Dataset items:

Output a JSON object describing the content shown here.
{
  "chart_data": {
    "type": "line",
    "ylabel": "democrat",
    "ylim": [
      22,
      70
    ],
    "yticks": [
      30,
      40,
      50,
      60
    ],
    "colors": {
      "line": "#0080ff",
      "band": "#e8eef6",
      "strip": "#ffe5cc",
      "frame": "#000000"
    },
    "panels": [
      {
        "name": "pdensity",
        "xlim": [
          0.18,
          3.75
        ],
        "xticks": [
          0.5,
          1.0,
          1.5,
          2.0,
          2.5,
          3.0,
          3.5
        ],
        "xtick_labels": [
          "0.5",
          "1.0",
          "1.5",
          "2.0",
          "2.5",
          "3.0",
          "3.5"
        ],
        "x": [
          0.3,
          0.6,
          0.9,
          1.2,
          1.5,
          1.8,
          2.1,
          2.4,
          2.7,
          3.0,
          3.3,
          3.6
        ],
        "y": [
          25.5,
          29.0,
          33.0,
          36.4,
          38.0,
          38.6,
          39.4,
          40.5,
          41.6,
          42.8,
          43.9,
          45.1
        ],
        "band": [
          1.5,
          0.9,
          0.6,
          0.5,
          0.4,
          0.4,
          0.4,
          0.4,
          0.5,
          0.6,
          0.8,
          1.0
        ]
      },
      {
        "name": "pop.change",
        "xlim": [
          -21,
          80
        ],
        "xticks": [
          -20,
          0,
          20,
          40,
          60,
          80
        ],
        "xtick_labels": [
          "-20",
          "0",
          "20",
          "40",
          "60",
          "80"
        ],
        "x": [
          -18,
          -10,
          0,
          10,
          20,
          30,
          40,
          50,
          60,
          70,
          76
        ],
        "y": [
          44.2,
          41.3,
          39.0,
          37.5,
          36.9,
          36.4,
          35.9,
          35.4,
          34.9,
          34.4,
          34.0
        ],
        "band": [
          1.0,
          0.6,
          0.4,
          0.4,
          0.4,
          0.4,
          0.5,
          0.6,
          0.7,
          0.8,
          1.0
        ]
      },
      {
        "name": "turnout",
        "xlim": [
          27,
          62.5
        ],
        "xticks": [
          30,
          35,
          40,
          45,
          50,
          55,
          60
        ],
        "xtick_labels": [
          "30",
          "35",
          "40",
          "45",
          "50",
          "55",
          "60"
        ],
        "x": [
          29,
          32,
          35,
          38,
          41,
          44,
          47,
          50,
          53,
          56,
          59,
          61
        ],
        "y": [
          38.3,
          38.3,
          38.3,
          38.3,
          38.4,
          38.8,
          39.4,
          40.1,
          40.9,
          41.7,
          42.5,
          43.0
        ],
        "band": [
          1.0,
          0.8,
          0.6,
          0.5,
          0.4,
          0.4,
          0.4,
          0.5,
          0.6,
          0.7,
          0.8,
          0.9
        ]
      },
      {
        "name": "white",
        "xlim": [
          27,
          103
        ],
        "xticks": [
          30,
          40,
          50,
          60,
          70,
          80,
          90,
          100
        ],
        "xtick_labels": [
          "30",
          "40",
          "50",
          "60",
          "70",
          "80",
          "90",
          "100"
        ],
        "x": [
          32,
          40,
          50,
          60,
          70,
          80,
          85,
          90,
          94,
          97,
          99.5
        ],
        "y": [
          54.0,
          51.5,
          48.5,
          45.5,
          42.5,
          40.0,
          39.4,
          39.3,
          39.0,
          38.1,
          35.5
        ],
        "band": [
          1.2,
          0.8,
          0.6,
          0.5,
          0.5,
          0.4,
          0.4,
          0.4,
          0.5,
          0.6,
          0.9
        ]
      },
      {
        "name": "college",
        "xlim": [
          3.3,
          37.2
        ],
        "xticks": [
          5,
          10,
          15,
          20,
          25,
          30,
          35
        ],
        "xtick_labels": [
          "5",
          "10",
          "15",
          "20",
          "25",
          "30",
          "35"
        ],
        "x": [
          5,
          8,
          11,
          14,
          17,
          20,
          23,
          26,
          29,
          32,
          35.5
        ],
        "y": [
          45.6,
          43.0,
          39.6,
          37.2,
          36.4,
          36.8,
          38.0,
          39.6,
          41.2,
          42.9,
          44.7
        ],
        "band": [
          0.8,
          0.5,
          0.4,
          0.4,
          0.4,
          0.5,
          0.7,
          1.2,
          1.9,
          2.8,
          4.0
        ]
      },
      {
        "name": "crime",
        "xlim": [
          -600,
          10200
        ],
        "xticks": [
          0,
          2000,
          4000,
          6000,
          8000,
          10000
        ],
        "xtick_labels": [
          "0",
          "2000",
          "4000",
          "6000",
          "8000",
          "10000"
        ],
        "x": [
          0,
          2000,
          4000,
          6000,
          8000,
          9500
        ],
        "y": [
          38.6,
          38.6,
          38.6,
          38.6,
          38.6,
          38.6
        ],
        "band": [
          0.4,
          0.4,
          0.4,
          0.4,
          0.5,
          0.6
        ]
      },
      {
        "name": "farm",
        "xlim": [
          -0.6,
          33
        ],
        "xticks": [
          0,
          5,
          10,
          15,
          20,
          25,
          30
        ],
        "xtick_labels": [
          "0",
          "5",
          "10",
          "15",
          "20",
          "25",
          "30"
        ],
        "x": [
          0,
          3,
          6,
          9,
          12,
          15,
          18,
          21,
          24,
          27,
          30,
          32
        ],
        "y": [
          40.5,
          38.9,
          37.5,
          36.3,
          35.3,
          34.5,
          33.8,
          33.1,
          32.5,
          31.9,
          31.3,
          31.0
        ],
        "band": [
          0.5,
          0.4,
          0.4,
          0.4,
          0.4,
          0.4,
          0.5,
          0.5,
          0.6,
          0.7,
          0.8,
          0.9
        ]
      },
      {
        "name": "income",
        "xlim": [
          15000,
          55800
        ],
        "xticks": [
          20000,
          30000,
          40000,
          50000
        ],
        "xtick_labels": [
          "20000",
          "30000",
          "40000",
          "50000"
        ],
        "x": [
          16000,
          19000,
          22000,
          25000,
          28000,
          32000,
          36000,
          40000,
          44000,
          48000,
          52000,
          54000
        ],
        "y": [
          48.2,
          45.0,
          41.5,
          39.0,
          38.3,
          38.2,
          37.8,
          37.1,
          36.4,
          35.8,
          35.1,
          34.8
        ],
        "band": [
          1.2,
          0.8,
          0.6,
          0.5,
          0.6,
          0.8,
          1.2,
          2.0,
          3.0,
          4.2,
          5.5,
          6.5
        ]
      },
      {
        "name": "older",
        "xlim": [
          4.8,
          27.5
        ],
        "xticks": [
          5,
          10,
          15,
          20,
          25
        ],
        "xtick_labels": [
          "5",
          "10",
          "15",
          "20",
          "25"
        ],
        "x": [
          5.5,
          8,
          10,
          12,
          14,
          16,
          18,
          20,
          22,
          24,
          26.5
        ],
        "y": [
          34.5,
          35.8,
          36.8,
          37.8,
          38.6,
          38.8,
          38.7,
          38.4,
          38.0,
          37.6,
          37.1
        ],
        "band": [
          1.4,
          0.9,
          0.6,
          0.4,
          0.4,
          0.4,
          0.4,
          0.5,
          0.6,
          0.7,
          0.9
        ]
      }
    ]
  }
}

**Goal of the exercise:**
Your task is to reproduce the whole listing exactly.

**Reply to the exercise:**
Output a JSON object describing the content shown here.
{
  "chart_data": {
    "type": "line",
    "ylabel": "democrat",
    "ylim": [
      22,
      70
    ],
    "yticks": [
      30,
      40,
      50,
      60
    ],
    "colors": {
      "line": "#0080ff",
      "band": "#e8eef6",
      "strip": "#ffe5cc",
      "frame": "#000000"
    },
    "panels": [
      {
        "name": "pdensity",
        "xlim": [
          0.18,
          3.75
        ],
        "xticks": [
          0.5,
          1.0,
          1.5,
          2.0,
          2.5,
          3.0,
          3.5
        ],
        "xtick_labels": [
          "0.5",
          "1.0",
          "1.5",
          "2.0",
          "2.5",
          "3.0",
          "3.5"
        ],
        "x": [
          0.3,
          0.6,
          0.9,
          1.2,
          1.5,
          1.8,
          2.1,
          2.4,
          2.7,
          3.0,
          3.3,
          3.6
        ],
        "y": [
          25.5,
          29.0,
          33.0,
          36.4,
          38.0,
          38.6,
          39.4,
          40.5,
          41.6,
          42.8,
          43.9,
          45.1
        ],
        "band": [
          1.5,
          0.9,
          0.6,
          0.5,
          0.4,
          0.4,
          0.4,
          0.4,
          0.5,
          0.6,
          0.8,
          1.0
        ]
      },
      {
        "name": "pop.change",
        "xlim": [
          -21,
          80
        ],
        "xticks": [
          -20,
          0,
          20,
          40,
          60,
          80
        ],
        "xtick_labels": [
          "-20",
          "0",
          "20",
          "40",
          "60",
          "80"
        ],
        "x": [
          -18,
          -10,
          0,
          10,
          20,
          30,
          40,
          50,
          60,
          70,
          76
        ],
        "y": [
          44.2,
          41.3,
          39.0,
          37.5,
          36.9,
          36.4,
          35.9,
          35.4,
          34.9,
          34.4,
          34.0
        ],
        "band": [
          1.0,
          0.6,
          0.4,
          0.4,
          0.4,
          0.4,
          0.5,
          0.6,
          0.7,
          0.8,
          1.0
        ]
      },
      {
        "name": "turnout",
        "xlim": [
          27,
          62.5
        ],
        "xticks": [
          30,
          35,
          40,
          45,
          50,
          55,
          60
        ],
        "xtick_labels": [
          "30",
          "35",
          "40",
          "45",
          "50",
          "55",
          "60"
        ],
        "x": [
          29,
          32,
          35,
          38,
          41,
          44,
          47,
          50,
          53,
          56,
          59,
          61
        ],
        "y": [
          38.3,
          38.3,
          38.3,
          38.3,
          38.4,
          38.8,
          39.4,
          40.1,
          40.9,
          41.7,
          42.5,
          43.0
        ],
        "band": [
          1.0,
          0.8,
          0.6,
          0.5,
          0.4,
          0.4,
          0.4,
          0.5,
          0.6,
          0.7,
          0.8,
          0.9
        ]
      },
      {
        "name": "white",
        "xlim": [
          27,
          103
        ],
        "xticks": [
          30,
          40,
          50,
          60,
          70,
          80,
          90,
          100
        ],
        "xtick_labels": [
          "30",
          "40",
          "50",
          "60",
          "70",
          "80",
          "90",
          "100"
        ],
        "x": [
          32,
          40,
          50,
          60,
          70,
          80,
          85,
          90,
          94,
          97,
          99.5
        ],
        "y": [
          54.0,
          51.5,
          48.5,
          45.5,
          42.5,
          40.0,
          39.4,
          39.3,
          39.0,
          38.1,
          35.5
        ],
        "band": [
          1.2,
          0.8,
          0.6,
          0.5,
          0.5,
          0.4,
          0.4,
          0.4,
          0.5,
          0.6,
          0.9
        ]
      },
      {
        "name": "college",
        "xlim": [
          3.3,
          37.2
        ],
        "xticks": [
          5,
          10,
          15,
          20,
          25,
          30,
          35
        ],
        "xtick_labels": [
          "5",
          "10",
          "15",
          "20",
          "25",
          "30",
          "35"
        ],
        "x": [
          5,
          8,
          11,
          14,
          17,
          20,
          23,
          26,
          29,
          32,
          35.5
        ],
        "y": [
          45.6,
          43.0,
          39.6,
          37.2,
          36.4,
          36.8,
          38.0,
          39.6,
          41.2,
          42.9,
          44.7
        ],
        "band": [
          0.8,
          0.5,
          0.4,
          0.4,
          0.4,
          0.5,
          0.7,
          1.2,
          1.9,
          2.8,
          4.0
        ]
      },
      {
        "name": "crime",
        "xlim": [
          -600,
          10200
        ],
        "xticks": [
          0,
          2000,
          4000,
          6000,
          8000,
          10000
        ],
        "xtick_labels": [
          "0",
          "2000",
          "4000",
          "6000",
          "8000",
          "10000"
        ],
        "x": [
          0,
          2000,
          4000,
          6000,
          8000,
          9500
        ],
        "y": [
          38.6,
          38.6,
          38.6,
          38.6,
          38.6,
          38.6
        ],
        "band": [
          0.4,
          0.4,
          0.4,
          0.4,
          0.5,
          0.6
        ]
      },
      {
        "name": "farm",
        "xlim": [
          -0.6,
          33
        ],
        "xticks": [
          0,
          5,
          10,
          15,
          20,
          25,
          30
        ],
        "xtick_labels": [
          "0",
          "5",
          "10",
          "15",
          "20",
          "25",
          "30"
        ],
        "x": [
          0,
          3,
          6,
          9,
          12,
          15,
          18,
          21,
          24,
          27,
          30,
          32
        ],
        "y": [
          40.5,
          38.9,
          37.5,
          36.3,
          35.3,
          34.5,
          33.8,
          33.1,
          32.5,
          31.9,
          31.3,
          31.0
        ],
        "band": [
          0.5,
          0.4,
          0.4,
          0.4,
          0.4,
          0.4,
          0.5,
          0.5,
          0.6,
          0.7,
          0.8,
          0.9
        ]
      },
      {
        "name": "income",
        "xlim": [
          15000,
          55800
        ],
        "xticks": [
          20000,
          30000,
          40000,
          50000
        ],
        "xtick_labels": [
          "20000",
          "30000",
          "40000",
          "50000"
        ],
        "x": [
          16000,
          19000,
          22000,
          25000,
          28000,
          32000,
          36000,
          40000,
          44000,
          48000,
          52000,
          54000
        ],
        "y": [
          48.2,
          45.0,
          41.5,
          39.0,
          38.3,
          38.2,
          37.8,
          37.1,
          36.4,
          35.8,
          35.1,
          34.8
        ],
        "band": [
          1.2,
          0.8,
          0.6,
          0.5,
          0.6,
          0.8,
          1.2,
          2.0,
          3.0,
          4.2,
          5.5,
          6.5
        ]
      },
      {
        "name": "older",
        "xlim": [
          4.8,
          27.5
        ],
        "xticks": [
          5,
          10,
          15,
          20,
          25
        ],
        "xtick_labels": [
          "5",
          "10",
          "15",
          "20",
          "25"
        ],
        "x": [
          5.5,
          8,
          10,
          12,
          14,
          16,
          18,
          20,
          22,
          24,
          26.5
        ],
        "y": [
          34.5,
          35.8,
          36.8,
          37.8,
          38.6,
          38.8,
          38.7,
          38.4,
          38.0,
          37.6,
          37.1
        ],
        "band": [
          1.4,
          0.9,
          0.6,
          0.4,
          0.4,
          0.4,
          0.4,
          0.5,
          0.6,
          0.7,
          0.9
        ]
      }
    ]
  }
}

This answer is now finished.